§ **PROBLEM REQUIREMENTS**
Repeat the stretch of records from the line containing "spotlight-icon[interactable] (1843, 4, 1874, 19)" through the line containing "dock-twitter[interactable] (761, 1143, 809, 1191)", character for character.

__________________________________________________

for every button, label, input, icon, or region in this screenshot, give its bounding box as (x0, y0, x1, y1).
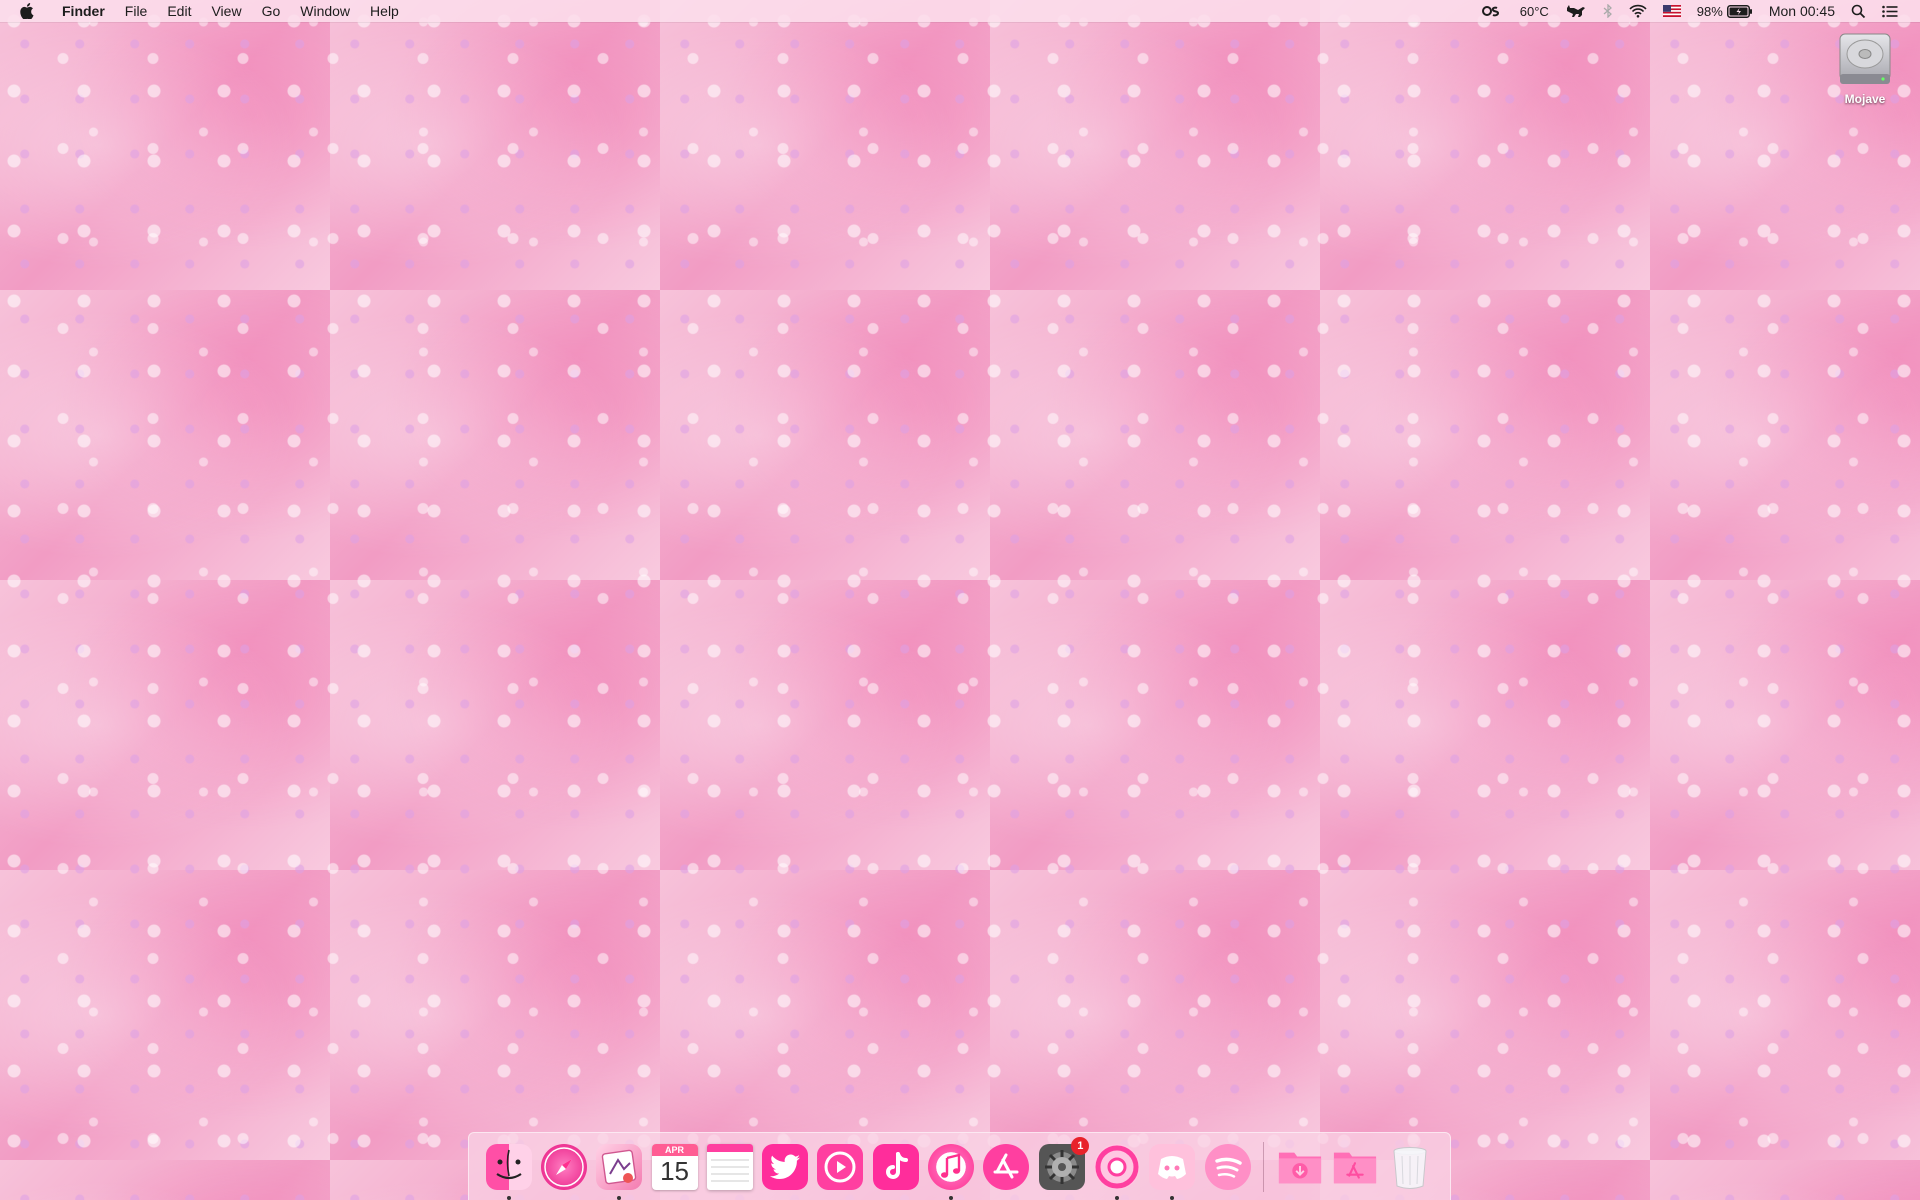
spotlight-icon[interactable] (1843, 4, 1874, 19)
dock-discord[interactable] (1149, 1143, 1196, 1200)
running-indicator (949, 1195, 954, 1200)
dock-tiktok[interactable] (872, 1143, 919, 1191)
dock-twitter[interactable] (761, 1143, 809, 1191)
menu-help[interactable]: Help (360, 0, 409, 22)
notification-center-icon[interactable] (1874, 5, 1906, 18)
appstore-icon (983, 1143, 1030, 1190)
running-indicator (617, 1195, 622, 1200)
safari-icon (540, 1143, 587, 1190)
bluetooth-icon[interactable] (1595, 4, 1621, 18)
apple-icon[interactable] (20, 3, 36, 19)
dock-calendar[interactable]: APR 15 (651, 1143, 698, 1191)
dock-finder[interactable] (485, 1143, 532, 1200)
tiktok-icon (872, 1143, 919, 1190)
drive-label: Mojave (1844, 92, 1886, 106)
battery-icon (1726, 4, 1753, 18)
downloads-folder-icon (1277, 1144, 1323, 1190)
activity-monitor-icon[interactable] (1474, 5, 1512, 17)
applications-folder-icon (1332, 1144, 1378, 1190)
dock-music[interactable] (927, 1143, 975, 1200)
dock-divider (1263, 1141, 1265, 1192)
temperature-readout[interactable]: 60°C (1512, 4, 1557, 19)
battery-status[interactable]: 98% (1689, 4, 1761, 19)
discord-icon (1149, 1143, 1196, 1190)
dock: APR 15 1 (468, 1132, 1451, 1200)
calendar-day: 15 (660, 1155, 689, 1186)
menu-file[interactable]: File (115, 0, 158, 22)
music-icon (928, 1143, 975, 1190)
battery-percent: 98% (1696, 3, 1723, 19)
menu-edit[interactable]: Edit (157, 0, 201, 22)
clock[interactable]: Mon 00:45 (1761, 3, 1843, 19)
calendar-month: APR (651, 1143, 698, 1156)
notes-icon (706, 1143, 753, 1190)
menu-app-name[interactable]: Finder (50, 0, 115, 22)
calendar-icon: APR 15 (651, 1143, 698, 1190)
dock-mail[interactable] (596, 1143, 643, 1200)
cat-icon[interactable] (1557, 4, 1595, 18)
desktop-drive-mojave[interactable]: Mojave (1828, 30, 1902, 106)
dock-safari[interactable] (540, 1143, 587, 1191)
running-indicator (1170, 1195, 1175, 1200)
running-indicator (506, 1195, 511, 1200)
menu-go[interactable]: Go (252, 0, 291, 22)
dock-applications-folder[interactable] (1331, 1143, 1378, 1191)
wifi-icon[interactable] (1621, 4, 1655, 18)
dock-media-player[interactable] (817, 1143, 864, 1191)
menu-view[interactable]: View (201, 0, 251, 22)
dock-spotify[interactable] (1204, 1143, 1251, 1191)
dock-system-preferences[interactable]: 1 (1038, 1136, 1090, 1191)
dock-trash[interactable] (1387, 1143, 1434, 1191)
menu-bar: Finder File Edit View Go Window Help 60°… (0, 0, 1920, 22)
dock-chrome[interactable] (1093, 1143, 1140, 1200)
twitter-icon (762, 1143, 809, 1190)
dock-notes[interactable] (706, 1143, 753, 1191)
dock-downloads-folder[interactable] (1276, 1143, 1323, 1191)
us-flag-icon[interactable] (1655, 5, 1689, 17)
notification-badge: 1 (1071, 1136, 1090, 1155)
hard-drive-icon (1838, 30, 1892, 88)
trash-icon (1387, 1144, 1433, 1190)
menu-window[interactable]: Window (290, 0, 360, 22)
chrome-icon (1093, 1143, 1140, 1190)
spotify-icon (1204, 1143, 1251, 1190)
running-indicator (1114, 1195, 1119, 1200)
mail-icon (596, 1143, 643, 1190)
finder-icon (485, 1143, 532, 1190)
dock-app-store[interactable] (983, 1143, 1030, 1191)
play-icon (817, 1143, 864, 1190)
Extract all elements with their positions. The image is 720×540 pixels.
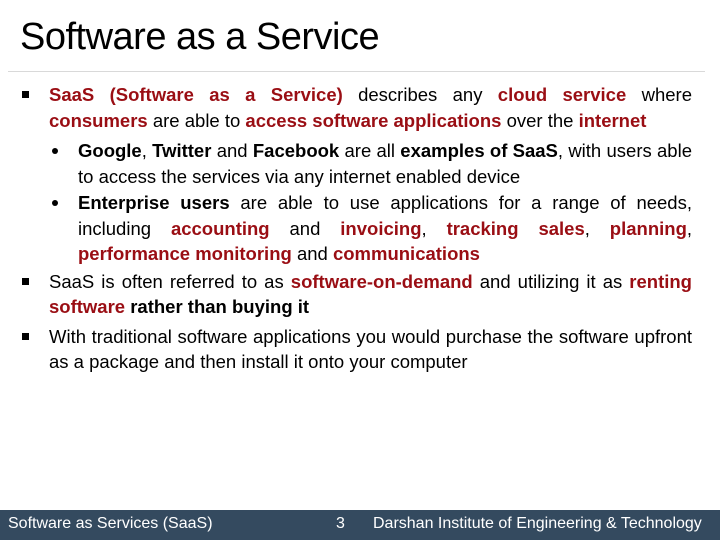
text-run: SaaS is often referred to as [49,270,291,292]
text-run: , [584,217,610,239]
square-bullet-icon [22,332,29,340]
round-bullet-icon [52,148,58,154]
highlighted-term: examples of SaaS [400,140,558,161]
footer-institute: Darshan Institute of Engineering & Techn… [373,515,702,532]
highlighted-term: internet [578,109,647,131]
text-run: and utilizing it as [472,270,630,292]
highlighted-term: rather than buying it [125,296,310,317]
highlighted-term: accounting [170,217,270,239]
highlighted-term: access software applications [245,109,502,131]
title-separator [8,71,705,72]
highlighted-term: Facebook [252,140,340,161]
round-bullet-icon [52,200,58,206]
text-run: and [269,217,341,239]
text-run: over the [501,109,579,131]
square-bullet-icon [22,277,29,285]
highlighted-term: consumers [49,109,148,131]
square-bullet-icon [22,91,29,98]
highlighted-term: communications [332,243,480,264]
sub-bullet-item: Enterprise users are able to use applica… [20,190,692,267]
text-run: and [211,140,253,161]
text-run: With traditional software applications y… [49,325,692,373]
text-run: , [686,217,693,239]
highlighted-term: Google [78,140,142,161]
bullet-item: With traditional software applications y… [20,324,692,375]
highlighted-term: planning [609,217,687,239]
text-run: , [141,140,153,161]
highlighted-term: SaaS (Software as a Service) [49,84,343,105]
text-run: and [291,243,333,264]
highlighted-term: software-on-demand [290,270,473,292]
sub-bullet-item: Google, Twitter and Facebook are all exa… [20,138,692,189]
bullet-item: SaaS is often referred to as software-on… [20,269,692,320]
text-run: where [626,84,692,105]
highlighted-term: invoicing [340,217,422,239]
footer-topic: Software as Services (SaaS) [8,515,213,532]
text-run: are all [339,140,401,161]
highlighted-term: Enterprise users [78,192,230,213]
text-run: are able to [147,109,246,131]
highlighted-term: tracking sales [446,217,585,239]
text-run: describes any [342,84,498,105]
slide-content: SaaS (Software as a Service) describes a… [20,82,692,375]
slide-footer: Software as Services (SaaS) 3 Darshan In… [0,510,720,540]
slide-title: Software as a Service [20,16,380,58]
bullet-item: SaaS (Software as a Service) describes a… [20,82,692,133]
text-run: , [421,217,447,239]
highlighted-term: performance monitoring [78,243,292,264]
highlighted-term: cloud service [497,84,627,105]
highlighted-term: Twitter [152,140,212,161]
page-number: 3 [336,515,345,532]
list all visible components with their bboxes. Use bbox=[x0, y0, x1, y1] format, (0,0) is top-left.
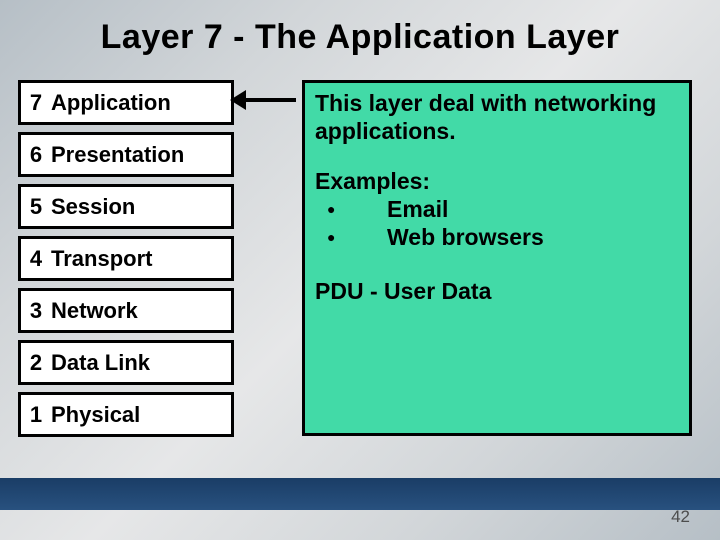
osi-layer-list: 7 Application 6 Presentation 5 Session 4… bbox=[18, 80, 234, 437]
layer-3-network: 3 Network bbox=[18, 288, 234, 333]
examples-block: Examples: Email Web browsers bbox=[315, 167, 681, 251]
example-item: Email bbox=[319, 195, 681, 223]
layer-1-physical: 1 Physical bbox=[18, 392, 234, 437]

__________________________________________________

§ **TASK ANSWER**
spotlight-icon[interactable] (1843, 4, 1874, 19)
dock-discord[interactable] (1149, 1143, 1196, 1200)
running-indicator (949, 1195, 954, 1200)
dock-tiktok[interactable] (872, 1143, 919, 1191)
dock-twitter[interactable] (761, 1143, 809, 1191)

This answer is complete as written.